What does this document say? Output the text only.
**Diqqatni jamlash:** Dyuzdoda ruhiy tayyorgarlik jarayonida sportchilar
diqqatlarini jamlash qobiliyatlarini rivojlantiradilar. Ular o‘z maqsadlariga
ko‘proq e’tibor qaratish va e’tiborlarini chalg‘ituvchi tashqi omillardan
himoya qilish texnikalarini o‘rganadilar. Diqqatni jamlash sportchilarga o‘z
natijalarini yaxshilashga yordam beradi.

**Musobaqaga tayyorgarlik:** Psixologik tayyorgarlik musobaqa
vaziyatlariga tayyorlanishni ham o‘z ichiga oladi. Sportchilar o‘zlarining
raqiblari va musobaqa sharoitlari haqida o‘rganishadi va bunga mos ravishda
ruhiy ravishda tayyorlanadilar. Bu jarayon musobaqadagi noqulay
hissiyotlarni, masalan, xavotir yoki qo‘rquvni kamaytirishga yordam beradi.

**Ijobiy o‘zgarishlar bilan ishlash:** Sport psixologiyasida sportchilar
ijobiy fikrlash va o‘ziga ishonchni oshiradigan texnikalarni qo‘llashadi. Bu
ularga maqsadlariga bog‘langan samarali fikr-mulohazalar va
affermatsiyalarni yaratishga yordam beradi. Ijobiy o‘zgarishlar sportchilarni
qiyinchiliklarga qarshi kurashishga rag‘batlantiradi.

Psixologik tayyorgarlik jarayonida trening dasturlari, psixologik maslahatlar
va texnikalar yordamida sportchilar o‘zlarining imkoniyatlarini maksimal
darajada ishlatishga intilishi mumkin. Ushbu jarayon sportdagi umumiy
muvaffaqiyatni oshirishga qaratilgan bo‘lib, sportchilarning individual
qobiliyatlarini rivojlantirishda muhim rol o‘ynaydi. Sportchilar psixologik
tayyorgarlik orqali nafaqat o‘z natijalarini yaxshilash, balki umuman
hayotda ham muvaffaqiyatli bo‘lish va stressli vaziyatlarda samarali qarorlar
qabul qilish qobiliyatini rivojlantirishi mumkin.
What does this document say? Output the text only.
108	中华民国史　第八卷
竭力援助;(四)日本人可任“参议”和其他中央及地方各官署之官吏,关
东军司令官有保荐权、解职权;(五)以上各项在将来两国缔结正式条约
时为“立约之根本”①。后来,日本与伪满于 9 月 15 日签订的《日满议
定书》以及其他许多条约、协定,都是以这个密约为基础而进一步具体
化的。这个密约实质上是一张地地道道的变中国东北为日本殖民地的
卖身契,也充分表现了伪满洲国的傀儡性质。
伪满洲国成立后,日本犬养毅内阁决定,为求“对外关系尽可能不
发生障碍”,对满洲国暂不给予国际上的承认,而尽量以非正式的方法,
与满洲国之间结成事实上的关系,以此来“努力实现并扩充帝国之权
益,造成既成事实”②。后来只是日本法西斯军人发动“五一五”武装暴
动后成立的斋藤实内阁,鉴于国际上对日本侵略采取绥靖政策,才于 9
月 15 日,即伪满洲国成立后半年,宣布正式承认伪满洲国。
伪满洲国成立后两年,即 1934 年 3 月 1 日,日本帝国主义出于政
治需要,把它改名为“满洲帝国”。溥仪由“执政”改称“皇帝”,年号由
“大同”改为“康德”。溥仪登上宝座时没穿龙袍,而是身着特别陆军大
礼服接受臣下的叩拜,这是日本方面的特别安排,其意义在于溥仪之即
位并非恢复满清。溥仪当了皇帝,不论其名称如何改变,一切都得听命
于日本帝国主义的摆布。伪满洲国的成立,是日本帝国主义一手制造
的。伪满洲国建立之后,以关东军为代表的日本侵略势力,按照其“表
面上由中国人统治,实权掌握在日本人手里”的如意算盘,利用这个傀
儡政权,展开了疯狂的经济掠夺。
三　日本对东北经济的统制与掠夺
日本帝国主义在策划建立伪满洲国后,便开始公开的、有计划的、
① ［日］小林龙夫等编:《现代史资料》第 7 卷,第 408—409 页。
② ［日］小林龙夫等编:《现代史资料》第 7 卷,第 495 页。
===
Task to carry out: Show every line that contains the word "zlarining".

Output of the exercise:
vaziyatlariga tayyorlanishni ham o‘z ichiga oladi. Sportchilar o‘zlarining
va texnikalar yordamida sportchilar o‘zlarining imkoniyatlarini maksimal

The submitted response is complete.